## begin Excerpted data

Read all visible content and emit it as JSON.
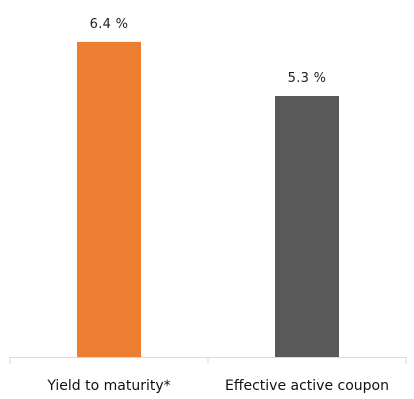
{
  "chart_data": {
    "type": "bar",
    "categories": [
      "Yield to maturity*",
      "Effective active coupon"
    ],
    "values": [
      6.4,
      5.3
    ],
    "value_labels": [
      "6.4 %",
      "5.3 %"
    ],
    "unit": "%",
    "colors": [
      "#ed7d31",
      "#595959"
    ],
    "ylim": [
      0,
      7.25
    ],
    "grid": false,
    "legend": "none",
    "axis_color": "#d9d9d9"
  }
}
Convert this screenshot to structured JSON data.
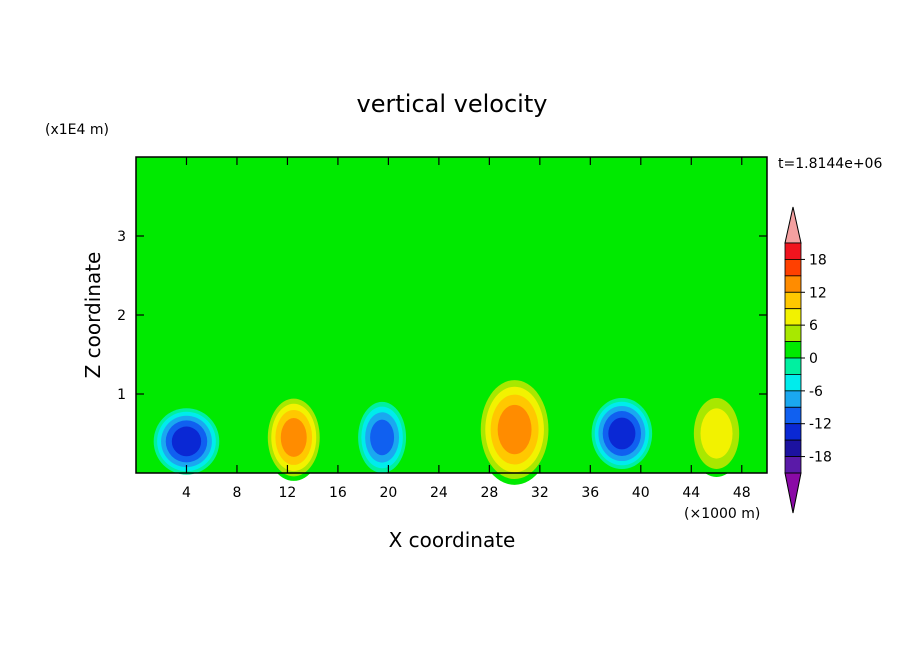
{
  "chart_data": {
    "type": "heatmap",
    "title": "vertical velocity",
    "xlabel": "X coordinate",
    "ylabel": "Z coordinate",
    "x_unit_label": "(×1000 m)",
    "y_unit_label": "(x1E4 m)",
    "time_label": "t=1.8144e+06",
    "xlim": [
      0,
      50
    ],
    "ylim": [
      0,
      4
    ],
    "x_ticks": [
      "4",
      "8",
      "12",
      "16",
      "20",
      "24",
      "28",
      "32",
      "36",
      "40",
      "44",
      "48"
    ],
    "y_ticks": [
      "1",
      "2",
      "3"
    ],
    "colorbar": {
      "labels": [
        "18",
        "12",
        "6",
        "0",
        "-6",
        "-12",
        "-18"
      ],
      "levels": [
        -21,
        -18,
        -15,
        -12,
        -9,
        -6,
        -3,
        0,
        3,
        6,
        9,
        12,
        15,
        18,
        21
      ],
      "colors": [
        "#8a0aa6",
        "#5a1aa8",
        "#1c12a0",
        "#0a28d4",
        "#1060f0",
        "#1aa8f0",
        "#00ecec",
        "#00f0a0",
        "#00ea00",
        "#a8e800",
        "#f2f200",
        "#ffc800",
        "#ff8c00",
        "#ff4000",
        "#f0141e",
        "#f4a0a0"
      ]
    },
    "background_level": 1,
    "features": [
      {
        "x": 4.0,
        "z": 0.4,
        "value": -13,
        "sx": 2.6,
        "sz": 0.42
      },
      {
        "x": 12.5,
        "z": 0.45,
        "value": 13,
        "sx": 2.3,
        "sz": 0.55
      },
      {
        "x": 19.5,
        "z": 0.45,
        "value": -11,
        "sx": 1.9,
        "sz": 0.45
      },
      {
        "x": 30.0,
        "z": 0.55,
        "value": 14,
        "sx": 3.0,
        "sz": 0.7
      },
      {
        "x": 38.5,
        "z": 0.5,
        "value": -12,
        "sx": 2.4,
        "sz": 0.45
      },
      {
        "x": 46.0,
        "z": 0.5,
        "value": 8,
        "sx": 2.2,
        "sz": 0.55
      }
    ]
  }
}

## end Excerpted data

▶ [Set exercise]
Your task is an exact transcription of all the data, minus the pictures.

▶ [Response for this exercise]
Read all visible content and emit it as JSON.
{
  "chart_data": {
    "type": "bar",
    "categories": [
      "Yield to maturity*",
      "Effective active coupon"
    ],
    "values": [
      6.4,
      5.3
    ],
    "value_labels": [
      "6.4 %",
      "5.3 %"
    ],
    "unit": "%",
    "colors": [
      "#ed7d31",
      "#595959"
    ],
    "ylim": [
      0,
      7.25
    ],
    "grid": false,
    "legend": "none",
    "axis_color": "#d9d9d9"
  }
}
Convert this screenshot to structured JSON data.
{
  "chart_data": {
    "type": "heatmap",
    "title": "vertical velocity",
    "xlabel": "X coordinate",
    "ylabel": "Z coordinate",
    "x_unit_label": "(×1000 m)",
    "y_unit_label": "(x1E4 m)",
    "time_label": "t=1.8144e+06",
    "xlim": [
      0,
      50
    ],
    "ylim": [
      0,
      4
    ],
    "x_ticks": [
      "4",
      "8",
      "12",
      "16",
      "20",
      "24",
      "28",
      "32",
      "36",
      "40",
      "44",
      "48"
    ],
    "y_ticks": [
      "1",
      "2",
      "3"
    ],
    "colorbar": {
      "labels": [
        "18",
        "12",
        "6",
        "0",
        "-6",
        "-12",
        "-18"
      ],
      "levels": [
        -21,
        -18,
        -15,
        -12,
        -9,
        -6,
        -3,
        0,
        3,
        6,
        9,
        12,
        15,
        18,
        21
      ],
      "colors": [
        "#8a0aa6",
        "#5a1aa8",
        "#1c12a0",
        "#0a28d4",
        "#1060f0",
        "#1aa8f0",
        "#00ecec",
        "#00f0a0",
        "#00ea00",
        "#a8e800",
        "#f2f200",
        "#ffc800",
        "#ff8c00",
        "#ff4000",
        "#f0141e",
        "#f4a0a0"
      ]
    },
    "background_level": 1,
    "features": [
      {
        "x": 4.0,
        "z": 0.4,
        "value": -13,
        "sx": 2.6,
        "sz": 0.42
      },
      {
        "x": 12.5,
        "z": 0.45,
        "value": 13,
        "sx": 2.3,
        "sz": 0.55
      },
      {
        "x": 19.5,
        "z": 0.45,
        "value": -11,
        "sx": 1.9,
        "sz": 0.45
      },
      {
        "x": 30.0,
        "z": 0.55,
        "value": 14,
        "sx": 3.0,
        "sz": 0.7
      },
      {
        "x": 38.5,
        "z": 0.5,
        "value": -12,
        "sx": 2.4,
        "sz": 0.45
      },
      {
        "x": 46.0,
        "z": 0.5,
        "value": 8,
        "sx": 2.2,
        "sz": 0.55
      }
    ]
  }
}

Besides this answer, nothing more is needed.